Gölge etme, başka ihsan istemez!

Haberleri —

Rojava Kürdistan’ı üzerinde bir yıldan fazla bir zamandır, saldırılar devam ediyor. Önce El-Nusra adı altında saldırılar başlatıldı, şimdi de DAİŞ denen çete örgütle devam ediyor. Batılı devletlerden, bu süre boyunca hiçbir açıklama ve tepki gelmedi. Kimse, haklı bir mücadele veren Rojava halkına neden saldırıyorsunuz demedi. Ama DAİŞ (IŞİD), Musul’a saldırınca, bu devletlerin nüfuz alanlarına girmeye başlayınca; ki bu alanlar ağırlıklı olarak petrol rezervlerinin bulunduğu alanlardır, başta ABD olmak üzere birçok Avrupa devleti ard arda açıklama yapmaya başladılar.

ABD, Güney Kürdistan hükümetine askeri destek vereceğini açıkladı. Aynı açıklama, Fransa ve diğer devletlerden de geldi. Tabii, insan sormadan edemiyor. Bu ne perhiz, bu ne lahana turşusu?
Çok iyi biliniyor ki; DAİŞ ve benzeri örgütleri besleyip, palazlandıran, söz konusu devletlerdir. El-Kaide’nin kimlerin ürünü olduğu ortadadır. El-Kaide’nin, hem Sovyetlere karşı ve hem de başta Ortadoğu olmak üzere halkların iradesine karşı, İngiltere ve ABD tarafından beslenip, büyütüldüğünü; işleri bitince de bu örgüte yönelindiğini bilmeyen yok. Bugün adına DAİŞ denen çete örgütüne biçilen rol de budur. Özelde Rojava Devrimine, genelde de Ortadoğu halklarının demokrasi ve özgürlük mücadelelerine karşı örgütlendirilmiş bir taşeron örgüttür. Ama, çıkarları bu örgütle ters düşünce, onları çizdiği sınırları aşınca, DAİŞ’e karşı sözde savaş açtılar.

Toplanan Veriler:
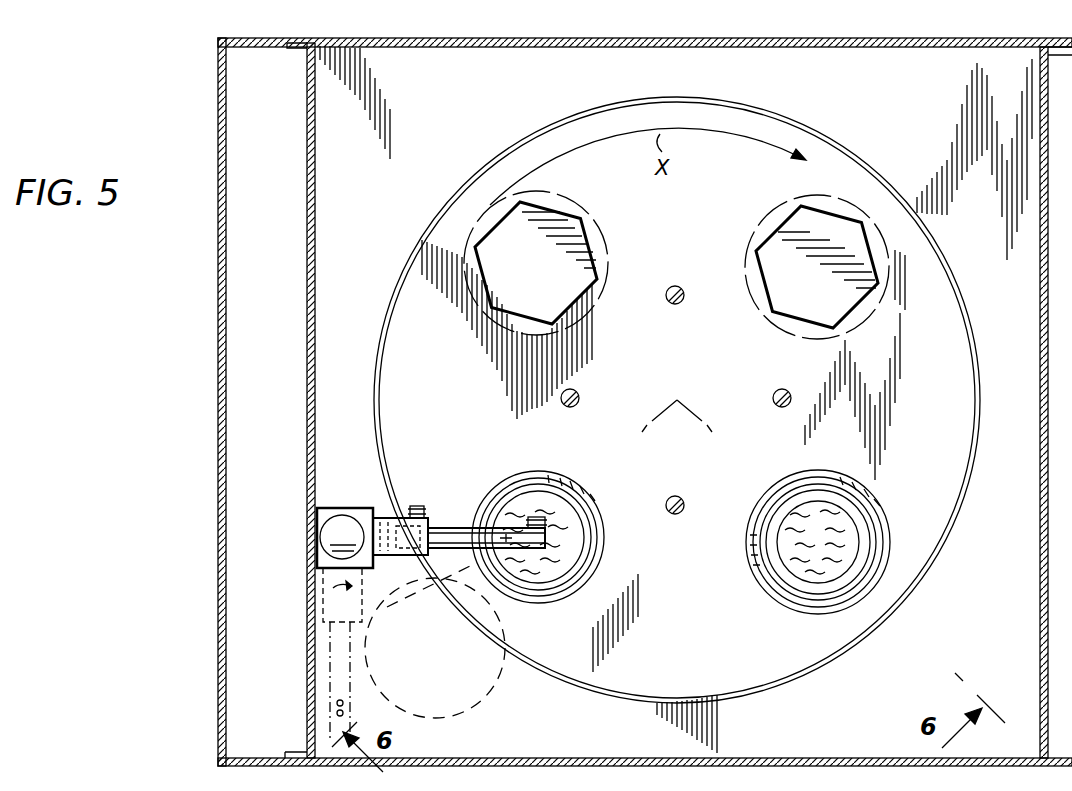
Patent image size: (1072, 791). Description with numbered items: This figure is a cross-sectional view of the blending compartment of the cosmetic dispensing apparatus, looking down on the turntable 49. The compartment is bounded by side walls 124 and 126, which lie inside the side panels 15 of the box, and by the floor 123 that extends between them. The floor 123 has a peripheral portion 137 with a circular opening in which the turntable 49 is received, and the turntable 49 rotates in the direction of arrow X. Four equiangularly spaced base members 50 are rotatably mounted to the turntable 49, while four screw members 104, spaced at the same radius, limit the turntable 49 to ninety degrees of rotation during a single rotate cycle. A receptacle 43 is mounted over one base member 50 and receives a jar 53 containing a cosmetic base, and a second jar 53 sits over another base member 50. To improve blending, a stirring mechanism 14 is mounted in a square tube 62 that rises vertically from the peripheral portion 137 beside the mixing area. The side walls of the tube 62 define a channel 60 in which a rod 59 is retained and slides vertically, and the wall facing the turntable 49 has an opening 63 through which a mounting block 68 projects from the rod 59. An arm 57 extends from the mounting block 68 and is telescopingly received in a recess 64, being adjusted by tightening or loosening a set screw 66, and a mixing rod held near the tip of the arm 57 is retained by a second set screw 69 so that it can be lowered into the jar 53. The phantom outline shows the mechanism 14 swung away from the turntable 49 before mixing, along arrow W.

Görevin Gereği: Verilen metinde "ABD, Güney Kürdistan" ile başlayıp "sözde savaş açtılar." ile biten bölümü hiçbir değişiklik yapmadan yazınız. Veriler, metinden bağımsız ayrı bir malzemedir.

Tamamlanan Çalışma:
ABD, Güney Kürdistan hükümetine askeri destek vereceğini açıkladı. Aynı açıklama, Fransa ve diğer devletlerden de geldi. Tabii, insan sormadan edemiyor. Bu ne perhiz, bu ne lahana turşusu?
Çok iyi biliniyor ki; DAİŞ ve benzeri örgütleri besleyip, palazlandıran, söz konusu devletlerdir. El-Kaide’nin kimlerin ürünü olduğu ortadadır. El-Kaide’nin, hem Sovyetlere karşı ve hem de başta Ortadoğu olmak üzere halkların iradesine karşı, İngiltere ve ABD tarafından beslenip, büyütüldüğünü; işleri bitince de bu örgüte yönelindiğini bilmeyen yok. Bugün adına DAİŞ denen çete örgütüne biçilen rol de budur. Özelde Rojava Devrimine, genelde de Ortadoğu halklarının demokrasi ve özgürlük mücadelelerine karşı örgütlendirilmiş bir taşeron örgüttür. Ama, çıkarları bu örgütle ters düşünce, onları çizdiği sınırları aşınca, DAİŞ’e karşı sözde savaş açtılar.